▸ **Description of the task**: Below is some material; set it all down exactly, apart from the pictures.

[Some records]
-- BEGIN --

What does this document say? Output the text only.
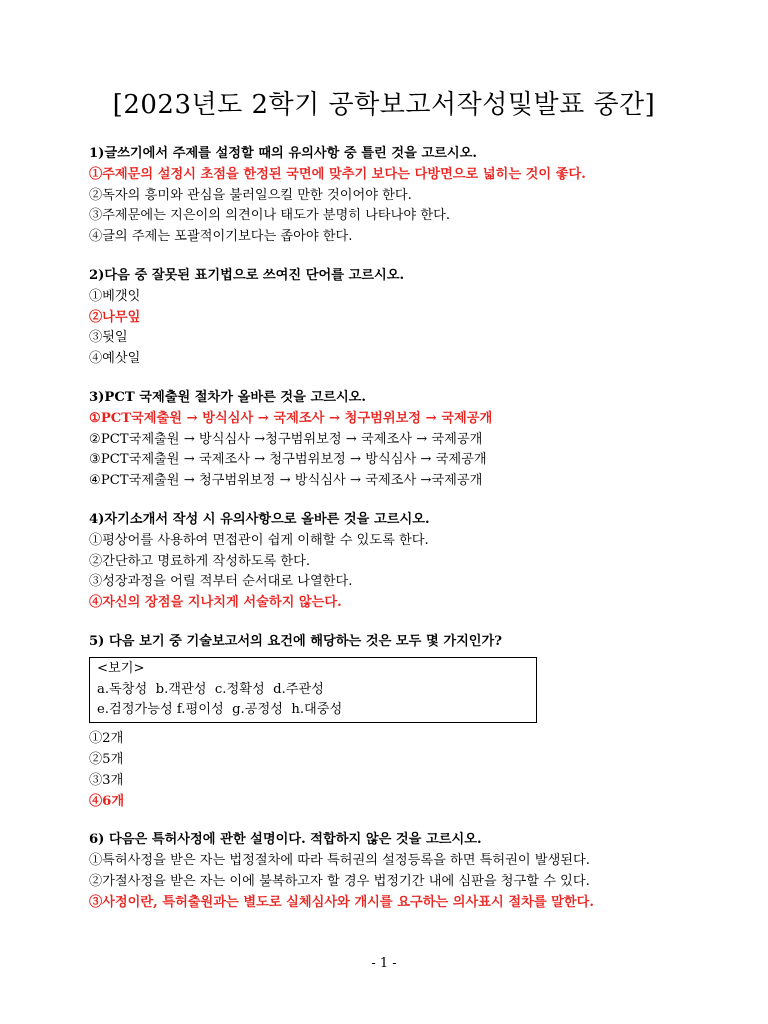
[2023년도 2학기 공학보고서작성및발표 중간]
1)글쓰기에서 주제를 설정할 때의 유의사항 중 틀린 것을 고르시오.
①주제문의 설정시 초점을 한정된 국면에 맞추기 보다는 다방면으로 넓히는 것이 좋다.
②독자의 흥미와 관심을 불러일으킬 만한 것이어야 한다.
③주제문에는 지은이의 의견이나 태도가 분명히 나타나야 한다.
④글의 주제는 포괄적이기보다는 좁아야 한다.
2)다음 중 잘못된 표기법으로 쓰여진 단어를 고르시오.
①베갯잇
②나무잎
③뒷일
④예삿일
3)PCT 국제출원 절차가 올바른 것을 고르시오.
①PCT국제출원 → 방식심사 → 국제조사 → 청구범위보정 → 국제공개
②PCT국제출원 → 방식심사 →청구범위보정 → 국제조사 → 국제공개
③PCT국제출원 → 국제조사 → 청구범위보정 → 방식심사 → 국제공개
④PCT국제출원 → 청구범위보정 → 방식심사 → 국제조사 →국제공개
4)자기소개서 작성 시 유의사항으로 올바른 것을 고르시오.
①평상어를 사용하여 면접관이 쉽게 이해할 수 있도록 한다.
②간단하고 명료하게 작성하도록 한다.
③성장과정을 어릴 적부터 순서대로 나열한다.
④자신의 장점을 지나치게 서술하지 않는다.
5) 다음 보기 중 기술보고서의 요건에 해당하는 것은 모두 몇 가지인가?
<보기>
a.독창성  b.객관성  c.정확성  d.주관성
e.검정가능성 f.평이성  g.공정성  h.대중성
①2개
②5개
③3개
④6개
6) 다음은 특허사정에 관한 설명이다. 적합하지 않은 것을 고르시오.
①특허사정을 받은 자는 법정절차에 따라 특허권의 설정등록을 하면 특허권이 발생된다.
②가절사정을 받은 자는 이에 불복하고자 할 경우 법정기간 내에 심판을 청구할 수 있다.
③사정이란, 특허출원과는 별도로 실체심사와 개시를 요구하는 의사표시 절차를 말한다.
- 1 -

-- END --

▸ **Reply**:
What does this document say? Output the text only.
[2023년도 2학기 공학보고서작성및발표 중간]
1)글쓰기에서 주제를 설정할 때의 유의사항 중 틀린 것을 고르시오.
①주제문의 설정시 초점을 한정된 국면에 맞추기 보다는 다방면으로 넓히는 것이 좋다.
②독자의 흥미와 관심을 불러일으킬 만한 것이어야 한다.
③주제문에는 지은이의 의견이나 태도가 분명히 나타나야 한다.
④글의 주제는 포괄적이기보다는 좁아야 한다.
2)다음 중 잘못된 표기법으로 쓰여진 단어를 고르시오.
①베갯잇
②나무잎
③뒷일
④예삿일
3)PCT 국제출원 절차가 올바른 것을 고르시오.
①PCT국제출원 → 방식심사 → 국제조사 → 청구범위보정 → 국제공개
②PCT국제출원 → 방식심사 →청구범위보정 → 국제조사 → 국제공개
③PCT국제출원 → 국제조사 → 청구범위보정 → 방식심사 → 국제공개
④PCT국제출원 → 청구범위보정 → 방식심사 → 국제조사 →국제공개
4)자기소개서 작성 시 유의사항으로 올바른 것을 고르시오.
①평상어를 사용하여 면접관이 쉽게 이해할 수 있도록 한다.
②간단하고 명료하게 작성하도록 한다.
③성장과정을 어릴 적부터 순서대로 나열한다.
④자신의 장점을 지나치게 서술하지 않는다.
5) 다음 보기 중 기술보고서의 요건에 해당하는 것은 모두 몇 가지인가?
<보기>
a.독창성  b.객관성  c.정확성  d.주관성
e.검정가능성 f.평이성  g.공정성  h.대중성
①2개
②5개
③3개
④6개
6) 다음은 특허사정에 관한 설명이다. 적합하지 않은 것을 고르시오.
①특허사정을 받은 자는 법정절차에 따라 특허권의 설정등록을 하면 특허권이 발생된다.
②가절사정을 받은 자는 이에 불복하고자 할 경우 법정기간 내에 심판을 청구할 수 있다.
③사정이란, 특허출원과는 별도로 실체심사와 개시를 요구하는 의사표시 절차를 말한다.
- 1 -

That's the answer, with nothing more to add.